#### Aim:
The data below must be copied in full and without any change.
--- Start Available records ---
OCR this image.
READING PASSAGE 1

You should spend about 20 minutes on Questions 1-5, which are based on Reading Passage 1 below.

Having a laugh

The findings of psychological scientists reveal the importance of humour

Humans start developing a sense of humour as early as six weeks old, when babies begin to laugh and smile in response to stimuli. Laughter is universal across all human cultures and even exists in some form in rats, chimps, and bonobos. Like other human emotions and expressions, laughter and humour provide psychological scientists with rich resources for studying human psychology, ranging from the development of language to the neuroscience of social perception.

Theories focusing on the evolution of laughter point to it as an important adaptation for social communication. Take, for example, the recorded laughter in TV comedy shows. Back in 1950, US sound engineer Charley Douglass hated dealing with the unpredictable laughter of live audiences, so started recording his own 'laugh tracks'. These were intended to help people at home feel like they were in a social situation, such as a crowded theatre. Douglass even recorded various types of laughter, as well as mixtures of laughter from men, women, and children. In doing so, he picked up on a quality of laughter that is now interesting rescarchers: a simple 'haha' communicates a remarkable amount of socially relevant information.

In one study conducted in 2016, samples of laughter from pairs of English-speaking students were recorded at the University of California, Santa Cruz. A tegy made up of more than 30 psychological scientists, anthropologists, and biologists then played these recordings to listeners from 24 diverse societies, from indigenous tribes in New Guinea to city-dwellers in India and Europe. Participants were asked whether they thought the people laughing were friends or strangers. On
--- End Available records ---
#### The answer:
OCR this image.
READING PASSAGE 1

You should spend about 20 minutes on Questions 1-5, which are based on Reading Passage 1 below.

Having a laugh

The findings of psychological scientists reveal the importance of humour

Humans start developing a sense of humour as early as six weeks old, when babies begin to laugh and smile in response to stimuli. Laughter is universal across all human cultures and even exists in some form in rats, chimps, and bonobos. Like other human emotions and expressions, laughter and humour provide psychological scientists with rich resources for studying human psychology, ranging from the development of language to the neuroscience of social perception.

Theories focusing on the evolution of laughter point to it as an important adaptation for social communication. Take, for example, the recorded laughter in TV comedy shows. Back in 1950, US sound engineer Charley Douglass hated dealing with the unpredictable laughter of live audiences, so started recording his own 'laugh tracks'. These were intended to help people at home feel like they were in a social situation, such as a crowded theatre. Douglass even recorded various types of laughter, as well as mixtures of laughter from men, women, and children. In doing so, he picked up on a quality of laughter that is now interesting rescarchers: a simple 'haha' communicates a remarkable amount of socially relevant information.

In one study conducted in 2016, samples of laughter from pairs of English-speaking students were recorded at the University of California, Santa Cruz. A tegy made up of more than 30 psychological scientists, anthropologists, and biologists then played these recordings to listeners from 24 diverse societies, from indigenous tribes in New Guinea to city-dwellers in India and Europe. Participants were asked whether they thought the people laughing were friends or strangers. On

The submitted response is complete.